- PROVIDED DATA -
(begin)

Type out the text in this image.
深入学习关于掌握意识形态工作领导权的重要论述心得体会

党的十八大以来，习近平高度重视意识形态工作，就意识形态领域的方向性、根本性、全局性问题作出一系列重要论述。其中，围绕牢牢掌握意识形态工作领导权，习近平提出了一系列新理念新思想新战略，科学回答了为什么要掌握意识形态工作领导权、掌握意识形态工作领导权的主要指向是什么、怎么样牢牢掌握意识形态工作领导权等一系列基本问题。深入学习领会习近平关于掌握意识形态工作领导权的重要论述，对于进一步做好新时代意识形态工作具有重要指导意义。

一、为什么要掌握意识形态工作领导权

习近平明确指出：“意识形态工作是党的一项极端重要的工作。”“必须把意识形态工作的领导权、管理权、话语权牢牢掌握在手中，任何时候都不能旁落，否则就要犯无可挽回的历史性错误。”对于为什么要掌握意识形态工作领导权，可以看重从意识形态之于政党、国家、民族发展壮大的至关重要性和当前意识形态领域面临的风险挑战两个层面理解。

(end)

Give every line of the material again, exactly as it reads.

- EXERCISE OUTPUT -
Type out the text in this image.
深入学习关于掌握意识形态工作领导权的重要论述心得体会

党的十八大以来，习近平高度重视意识形态工作，就意识形态领域的方向性、根本性、全局性问题作出一系列重要论述。其中，围绕牢牢掌握意识形态工作领导权，习近平提出了一系列新理念新思想新战略，科学回答了为什么要掌握意识形态工作领导权、掌握意识形态工作领导权的主要指向是什么、怎么样牢牢掌握意识形态工作领导权等一系列基本问题。深入学习领会习近平关于掌握意识形态工作领导权的重要论述，对于进一步做好新时代意识形态工作具有重要指导意义。

一、为什么要掌握意识形态工作领导权

习近平明确指出：“意识形态工作是党的一项极端重要的工作。”“必须把意识形态工作的领导权、管理权、话语权牢牢掌握在手中，任何时候都不能旁落，否则就要犯无可挽回的历史性错误。”对于为什么要掌握意识形态工作领导权，可以看重从意识形态之于政党、国家、民族发展壮大的至关重要性和当前意识形态领域面临的风险挑战两个层面理解。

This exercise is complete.